> [JOB A]: Please edit the records, covering everything from the line containing "page-number: - 5" through the end of the records, replacing "page-body" with "page-content" and keeping all else unchanged. Return only those lines.

RHIC’s two large experiments, STAR and PHENIX, have multiple detector components and complex electronics for tracking and identifying the particles that fly out after ions collide at nearly the speed of light. Photo Courtesy of Brookhaven National Laboratory

UPTON, NY, July 19, 2012 — A review article appearing in the July 20, 2012, issue of the journal Science describes groundbreaking discoveries that have emerged from the Relativistic Heavy Ion Collider (RHIC) at the U.S. Department of Energy’s Brookhaven National Laboratory, synergies with the heavy-ion program at the Large Hadron Collider (LHC) in Europe, and the compelling questions that will drive this research forward on both sides of the Atlantic. With details that help enlighten our understanding of the hot nuclear matter that permeated the early universe, the article is a prelude to the latest findings scientists from both facilities will present at the next gathering of physicists dedicated to this research — Quark Matter 2012, August 12-18 in Washington, D.C.

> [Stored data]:
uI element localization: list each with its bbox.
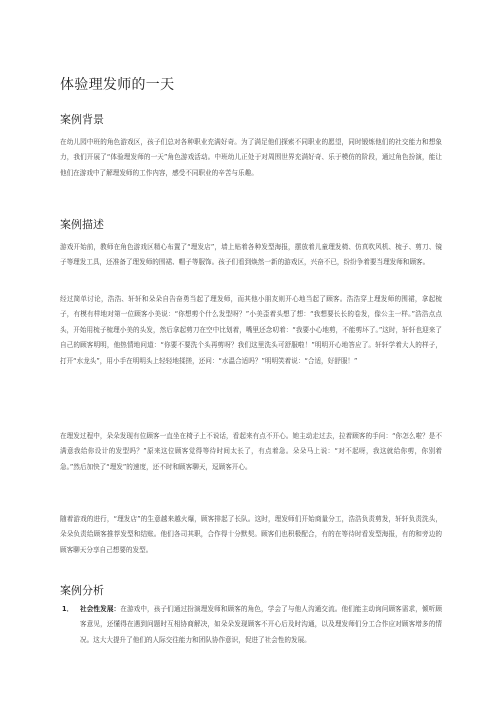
paragraph-description-2: 经过简单讨论，浩浩、轩轩和朵朵自告奋勇当起了理发师，而其他小朋友则开心地当起了顾客。浩浩穿上理发师的围裙，拿起梳子，有模有样地对第一位顾客小美说：“你想剪个什么发型呀？”小美歪着头想了想：“我想要长长的卷发，像公主一样。”浩浩点点头，开始用梳子梳理小美的头发，然后拿起剪刀在空中比划着，嘴里还念叨着：“我要小心地剪，不能剪坏了。”这时，轩轩也迎来了自己的顾客明明，他热情地问道：“你要不要洗个头再剪呀？我们这里洗头可舒服啦！”明明开心地答应了。轩轩学着大人的样子，打开“水龙头”，用小手在明明头上轻轻地揉搓，还问：“水温合适吗？”明明笑着说：“合适，好舒服！” (60, 295, 442, 365)
page-title: 体验理发师的一天 (60, 77, 175, 93)
paragraph-background: 在幼儿园中班的角色游戏区，孩子们总对各种职业充满好奇。为了满足他们探索不同职业的愿望，同时锻炼他们的社交能力和想象力，我们开展了“体验理发师的一天”角色游戏活动。中班幼儿正处于对周围世界充满好奇、乐于模仿的阶段，通过角色扮演，能让他们在游戏中了解理发师的工作内容，感受不同职业的辛苦与乐趣。 (60, 138, 442, 177)
list-item-text: 在游戏中，孩子们通过扮演理发师和顾客的角色，学会了与他人沟通交流。他们能主动询问顾客需求，倾听顾客意见，还懂得在遇到问题时互相协商解决，如朵朵发现顾客不开心后及时沟通，以及理发师们分工合作应对顾客增多的情况。这大大提升了他们的人际交往能力和团队协作意识，促进了社会性的发展。 (80, 605, 442, 644)
list-item-number: 1． (62, 605, 74, 613)
section-heading-analysis: 案例分析 (60, 584, 104, 597)
section-heading-background: 案例背景 (60, 113, 104, 126)
analysis-list (60, 602, 442, 648)
section-heading-description: 案例描述 (60, 218, 104, 231)
list-item (60, 602, 442, 648)
paragraph-description-1: 游戏开始前，教师在角色游戏区精心布置了“理发店”，墙上贴着各种发型海报，摆放着儿童理发椅、仿真吹风机、梳子、剪刀、镜子等理发工具，还准备了理发师的围裙、帽子等服饰。孩子们看到焕然一新的游戏区，兴奋不已，纷纷争着要当理发师和顾客。 (60, 243, 442, 267)
paragraph-description-4: 随着游戏的进行，“理发店”的生意越来越火爆，顾客排起了长队。这时，理发师们开始商量分工，浩浩负责剪发，轩轩负责洗头，朵朵负责给顾客推荐发型和结账。他们各司其职，合作得十分默契。顾客们也积极配合，有的在等待时看发型海报，有的和旁边的顾客聊天分享自己想要的发型。 (60, 515, 442, 554)
paragraph-description-3: 在理发过程中，朵朵发现有位顾客一直坐在椅子上不说话，看起来有点不开心。她主动走过去，拉着顾客的手问：“你怎么啦？是不满意我给你设计的发型吗？”原来这位顾客觉得等待时间太长了，有点着急。朵朵马上说：“对不起呀，我这就给你剪，你别着急。”然后加快了“理发”的速度，还不时和顾客聊天，逗顾客开心。 (60, 432, 442, 471)
list-item-term: 社会性发展： (80, 605, 121, 613)
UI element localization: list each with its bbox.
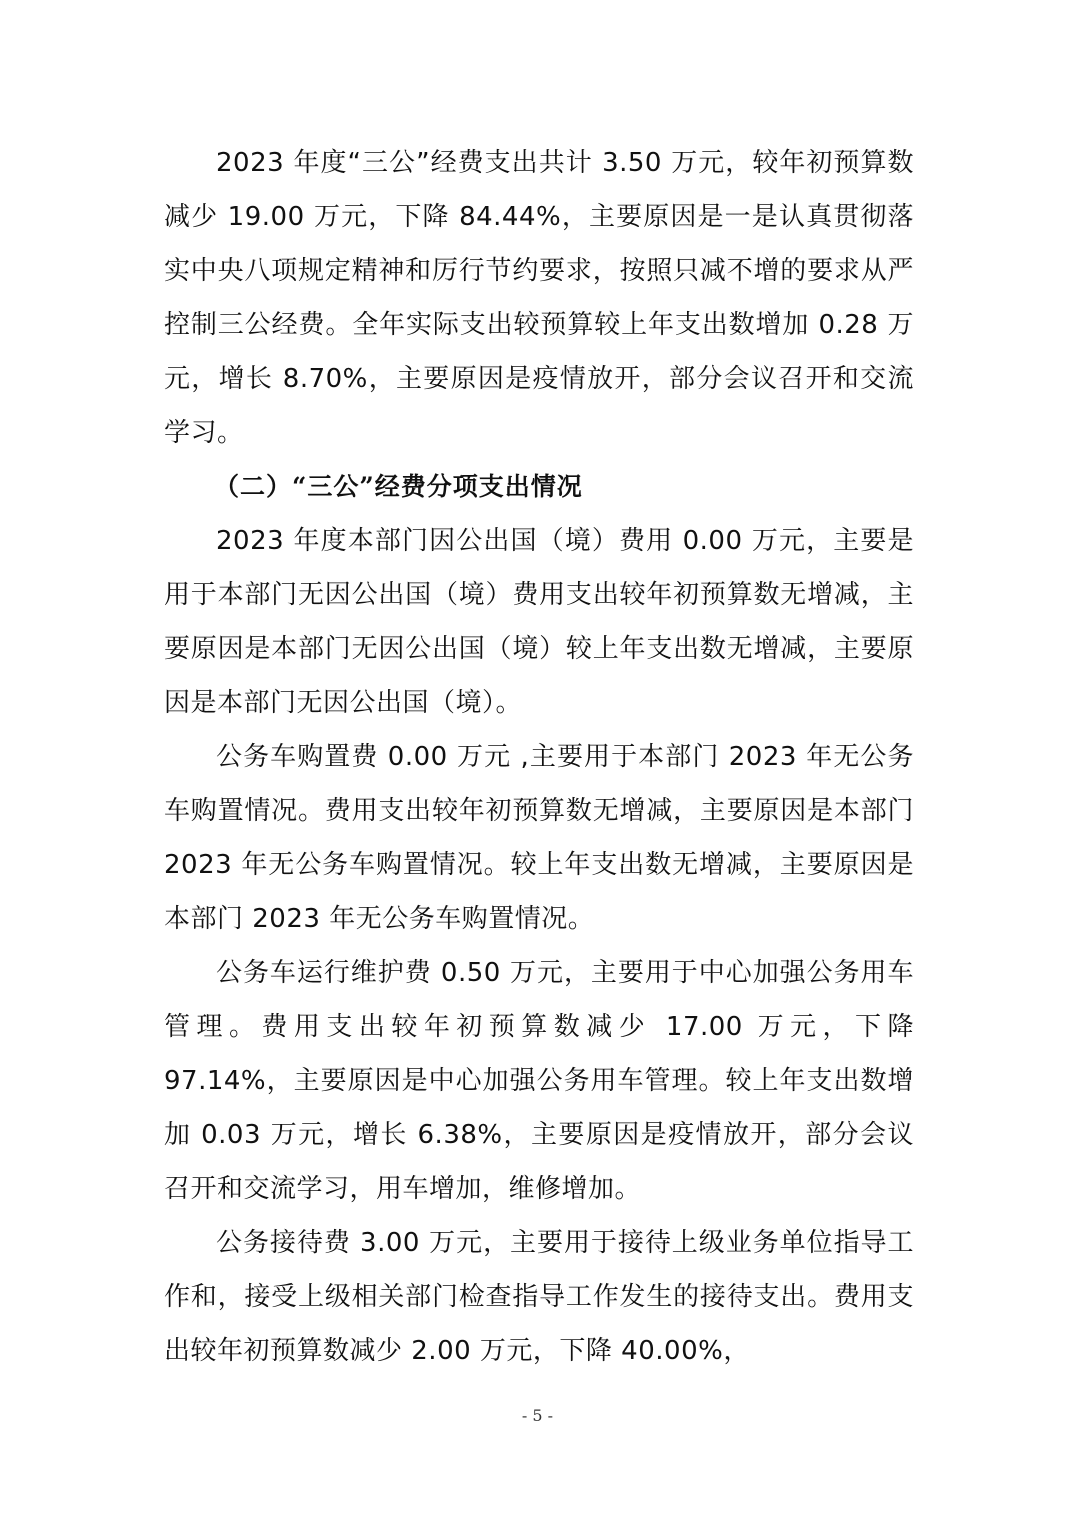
page-number: - 5 - <box>521 1406 554 1425</box>
paragraph-official-reception: 公务接待费 3.00 万元，主要用于接待上级业务单位指导工作和，接受上级相关部门检查指导工作发生的接待支出。费用支出较年初预算数减少 2.00 万元，下降 40.00%， <box>164 1228 914 1366</box>
paragraph-vehicle-purchase: 公务车购置费 0.00 万元 ,主要用于本部门 2023 年无公务车购置情况。费用支出较年初预算数无增减，主要原因是本部门 2023 年无公务车购置情况。较上年支出数无增减，主要原因是本部门 2023 年无公务车购置情况。 <box>164 742 914 934</box>
page-body <box>164 136 914 1378</box>
paragraph-total-expenditure: 2023 年度“三公”经费支出共计 3.50 万元，较年初预算数减少 19.00 万元，下降 84.44%，主要原因是一是认真贯彻落实中央八项规定精神和厉行节约要求，按照只减不增的要求从严控制三公经费。全年实际支出较预算较上年支出数增加 0.28 万元，增长 8.70%，主要原因是疫情放开，部分会议召开和交流学习。 <box>164 148 914 448</box>
paragraph-overseas-travel: 2023 年度本部门因公出国（境）费用 0.00 万元，主要是用于本部门无因公出国（境）费用支出较年初预算数无增减，主要原因是本部门无因公出国（境）较上年支出数无增减，主要原因是本部门无因公出国（境）。 <box>164 526 914 718</box>
section-heading-itemized-expenditure: （二）“三公”经费分项支出情况 <box>214 472 583 501</box>
paragraph-vehicle-operation: 公务车运行维护费 0.50 万元，主要用于中心加强公务用车管理。费用支出较年初预算数减少 17.00 万元，下降 97.14%，主要原因是中心加强公务用车管理。较上年支出数增加 0.03 万元，增长 6.38%，主要原因是疫情放开，部分会议召开和交流学习，用车增加，维修增加。 <box>164 958 914 1204</box>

> [JOB B]:
Answer these from the RHIC article:
(i) What are RHIC's two large experiments called?
(ii) In which journal and which issue does the review article appear?
(iii) When and where will Quark Matter 2012 take place?

> [REPLY A]:
page-number: - 5 - <box>521 1406 554 1425</box>
paragraph-official-reception: 公务接待费 3.00 万元，主要用于接待上级业务单位指导工作和，接受上级相关部门检查指导工作发生的接待支出。费用支出较年初预算数减少 2.00 万元，下降 40.00%， <box>164 1228 914 1366</box>
paragraph-vehicle-purchase: 公务车购置费 0.00 万元 ,主要用于本部门 2023 年无公务车购置情况。费用支出较年初预算数无增减，主要原因是本部门 2023 年无公务车购置情况。较上年支出数无增减，主要原因是本部门 2023 年无公务车购置情况。 <box>164 742 914 934</box>
page-content <box>164 136 914 1378</box>
paragraph-total-expenditure: 2023 年度“三公”经费支出共计 3.50 万元，较年初预算数减少 19.00 万元，下降 84.44%，主要原因是一是认真贯彻落实中央八项规定精神和厉行节约要求，按照只减不增的要求从严控制三公经费。全年实际支出较预算较上年支出数增加 0.28 万元，增长 8.70%，主要原因是疫情放开，部分会议召开和交流学习。 <box>164 148 914 448</box>
paragraph-overseas-travel: 2023 年度本部门因公出国（境）费用 0.00 万元，主要是用于本部门无因公出国（境）费用支出较年初预算数无增减，主要原因是本部门无因公出国（境）较上年支出数无增减，主要原因是本部门无因公出国（境）。 <box>164 526 914 718</box>
section-heading-itemized-expenditure: （二）“三公”经费分项支出情况 <box>214 472 583 501</box>
paragraph-vehicle-operation: 公务车运行维护费 0.50 万元，主要用于中心加强公务用车管理。费用支出较年初预算数减少 17.00 万元，下降 97.14%，主要原因是中心加强公务用车管理。较上年支出数增加 0.03 万元，增长 6.38%，主要原因是疫情放开，部分会议召开和交流学习，用车增加，维修增加。 <box>164 958 914 1204</box>

> [REPLY B]:
(i) STAR and PHENIX
(ii) The July 20, 2012, issue of Science
(iii) August 12-18, in Washington, D.C.